> **What is asked**:
Among the lines of these entries, how many hold the word "JSON"? State only the number.

> **Dataset excerpts**:
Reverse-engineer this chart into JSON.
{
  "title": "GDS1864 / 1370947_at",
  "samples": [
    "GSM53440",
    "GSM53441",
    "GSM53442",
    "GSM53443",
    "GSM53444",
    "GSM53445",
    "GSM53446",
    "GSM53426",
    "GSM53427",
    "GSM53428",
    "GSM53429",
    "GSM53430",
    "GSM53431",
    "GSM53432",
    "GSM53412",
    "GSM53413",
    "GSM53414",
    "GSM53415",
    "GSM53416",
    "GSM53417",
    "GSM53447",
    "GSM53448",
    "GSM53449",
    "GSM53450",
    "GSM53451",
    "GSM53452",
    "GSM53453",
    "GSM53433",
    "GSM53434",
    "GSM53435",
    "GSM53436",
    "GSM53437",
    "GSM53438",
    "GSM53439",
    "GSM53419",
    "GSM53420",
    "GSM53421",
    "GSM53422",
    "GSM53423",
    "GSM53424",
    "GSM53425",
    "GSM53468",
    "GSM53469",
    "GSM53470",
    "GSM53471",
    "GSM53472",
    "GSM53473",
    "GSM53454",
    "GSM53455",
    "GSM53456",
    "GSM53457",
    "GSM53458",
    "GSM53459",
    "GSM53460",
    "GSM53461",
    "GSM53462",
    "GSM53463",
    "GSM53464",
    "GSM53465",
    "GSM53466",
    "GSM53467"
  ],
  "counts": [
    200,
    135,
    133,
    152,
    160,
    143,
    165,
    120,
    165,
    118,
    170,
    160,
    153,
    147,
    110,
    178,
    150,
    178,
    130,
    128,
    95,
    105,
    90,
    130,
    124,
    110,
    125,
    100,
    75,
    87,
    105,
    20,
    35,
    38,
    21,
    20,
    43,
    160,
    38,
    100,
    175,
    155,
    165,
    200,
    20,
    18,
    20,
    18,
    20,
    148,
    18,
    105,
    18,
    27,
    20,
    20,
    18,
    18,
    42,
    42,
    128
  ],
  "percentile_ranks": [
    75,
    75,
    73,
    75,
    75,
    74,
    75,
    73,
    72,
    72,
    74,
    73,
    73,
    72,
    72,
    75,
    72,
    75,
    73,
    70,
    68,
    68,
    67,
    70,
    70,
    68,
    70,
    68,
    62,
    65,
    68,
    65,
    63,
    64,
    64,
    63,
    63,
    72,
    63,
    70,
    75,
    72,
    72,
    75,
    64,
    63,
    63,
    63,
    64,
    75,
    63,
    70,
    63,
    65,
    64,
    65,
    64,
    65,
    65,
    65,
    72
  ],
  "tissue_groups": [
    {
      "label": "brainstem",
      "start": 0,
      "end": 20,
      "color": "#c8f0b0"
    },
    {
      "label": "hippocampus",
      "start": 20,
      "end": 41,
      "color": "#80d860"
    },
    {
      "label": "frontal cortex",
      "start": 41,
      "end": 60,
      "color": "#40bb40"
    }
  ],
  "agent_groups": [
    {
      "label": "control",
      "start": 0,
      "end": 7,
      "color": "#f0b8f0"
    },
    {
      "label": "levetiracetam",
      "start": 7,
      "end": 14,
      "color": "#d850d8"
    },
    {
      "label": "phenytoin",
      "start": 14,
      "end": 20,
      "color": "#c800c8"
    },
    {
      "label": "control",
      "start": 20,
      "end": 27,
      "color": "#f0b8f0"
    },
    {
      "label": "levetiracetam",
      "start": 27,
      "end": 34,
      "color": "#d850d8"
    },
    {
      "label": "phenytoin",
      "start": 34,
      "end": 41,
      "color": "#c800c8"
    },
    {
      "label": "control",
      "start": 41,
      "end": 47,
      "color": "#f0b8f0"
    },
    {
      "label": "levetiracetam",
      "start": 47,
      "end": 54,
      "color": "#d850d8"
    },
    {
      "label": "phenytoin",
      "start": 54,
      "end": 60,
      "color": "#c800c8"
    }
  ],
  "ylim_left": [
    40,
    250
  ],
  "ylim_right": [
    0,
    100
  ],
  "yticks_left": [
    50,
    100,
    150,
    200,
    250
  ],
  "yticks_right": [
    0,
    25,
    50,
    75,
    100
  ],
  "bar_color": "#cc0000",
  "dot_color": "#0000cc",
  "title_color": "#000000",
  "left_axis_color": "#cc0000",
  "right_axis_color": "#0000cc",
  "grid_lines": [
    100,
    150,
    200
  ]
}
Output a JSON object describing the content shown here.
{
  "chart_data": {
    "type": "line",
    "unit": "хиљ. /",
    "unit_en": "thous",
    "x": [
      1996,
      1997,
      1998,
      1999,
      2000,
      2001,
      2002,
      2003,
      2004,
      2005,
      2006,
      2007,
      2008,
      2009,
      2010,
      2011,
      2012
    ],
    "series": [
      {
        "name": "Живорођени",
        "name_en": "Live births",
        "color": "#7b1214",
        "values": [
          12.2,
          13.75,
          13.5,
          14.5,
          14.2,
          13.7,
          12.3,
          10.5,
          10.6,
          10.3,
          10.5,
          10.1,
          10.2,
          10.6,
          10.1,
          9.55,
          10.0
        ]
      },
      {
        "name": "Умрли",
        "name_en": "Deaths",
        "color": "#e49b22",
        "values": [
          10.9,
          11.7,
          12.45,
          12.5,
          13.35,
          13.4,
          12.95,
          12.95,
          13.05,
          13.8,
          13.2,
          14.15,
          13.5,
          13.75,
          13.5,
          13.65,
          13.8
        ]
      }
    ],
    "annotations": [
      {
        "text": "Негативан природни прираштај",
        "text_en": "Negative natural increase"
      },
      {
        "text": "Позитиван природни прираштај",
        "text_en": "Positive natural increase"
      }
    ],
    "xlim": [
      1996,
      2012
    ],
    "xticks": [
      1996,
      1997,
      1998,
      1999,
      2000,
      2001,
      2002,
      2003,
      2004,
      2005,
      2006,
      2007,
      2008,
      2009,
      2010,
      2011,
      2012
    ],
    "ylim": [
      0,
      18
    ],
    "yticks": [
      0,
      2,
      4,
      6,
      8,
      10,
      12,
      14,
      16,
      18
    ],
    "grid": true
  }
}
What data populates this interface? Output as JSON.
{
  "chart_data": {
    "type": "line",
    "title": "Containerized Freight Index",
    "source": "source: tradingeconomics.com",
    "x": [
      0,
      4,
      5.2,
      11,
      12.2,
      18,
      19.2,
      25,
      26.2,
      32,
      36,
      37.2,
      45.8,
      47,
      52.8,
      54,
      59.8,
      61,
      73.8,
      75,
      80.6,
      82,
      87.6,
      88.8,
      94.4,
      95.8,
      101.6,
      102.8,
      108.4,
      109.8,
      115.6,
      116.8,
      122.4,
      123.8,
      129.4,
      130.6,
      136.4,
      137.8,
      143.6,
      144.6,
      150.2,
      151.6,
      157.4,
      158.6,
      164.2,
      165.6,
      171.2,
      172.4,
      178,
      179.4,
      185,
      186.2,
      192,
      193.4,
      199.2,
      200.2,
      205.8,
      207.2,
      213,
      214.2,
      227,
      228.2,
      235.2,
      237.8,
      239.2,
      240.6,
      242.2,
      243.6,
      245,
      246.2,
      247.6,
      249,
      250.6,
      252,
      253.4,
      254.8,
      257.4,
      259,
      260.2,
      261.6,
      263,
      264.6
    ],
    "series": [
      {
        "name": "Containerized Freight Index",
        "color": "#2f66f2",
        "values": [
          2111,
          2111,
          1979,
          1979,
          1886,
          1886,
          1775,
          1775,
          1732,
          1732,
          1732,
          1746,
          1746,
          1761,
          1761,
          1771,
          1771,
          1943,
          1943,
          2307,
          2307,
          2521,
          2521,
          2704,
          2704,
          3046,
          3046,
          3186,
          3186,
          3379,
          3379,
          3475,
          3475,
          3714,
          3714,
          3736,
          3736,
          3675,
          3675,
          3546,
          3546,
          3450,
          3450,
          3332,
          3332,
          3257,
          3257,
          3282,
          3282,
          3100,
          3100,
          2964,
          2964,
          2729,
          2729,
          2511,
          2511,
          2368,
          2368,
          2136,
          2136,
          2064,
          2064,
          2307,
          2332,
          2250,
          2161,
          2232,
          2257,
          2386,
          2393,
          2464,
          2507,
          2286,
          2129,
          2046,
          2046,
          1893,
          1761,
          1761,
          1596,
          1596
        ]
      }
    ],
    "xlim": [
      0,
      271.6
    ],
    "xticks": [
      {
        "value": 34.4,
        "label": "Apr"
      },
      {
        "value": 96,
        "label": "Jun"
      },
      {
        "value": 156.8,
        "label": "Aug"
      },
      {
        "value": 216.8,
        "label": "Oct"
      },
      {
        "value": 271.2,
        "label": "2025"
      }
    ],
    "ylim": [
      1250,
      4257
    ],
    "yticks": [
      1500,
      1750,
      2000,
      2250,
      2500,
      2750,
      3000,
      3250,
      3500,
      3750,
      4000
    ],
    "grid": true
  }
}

> **Final answer**:
3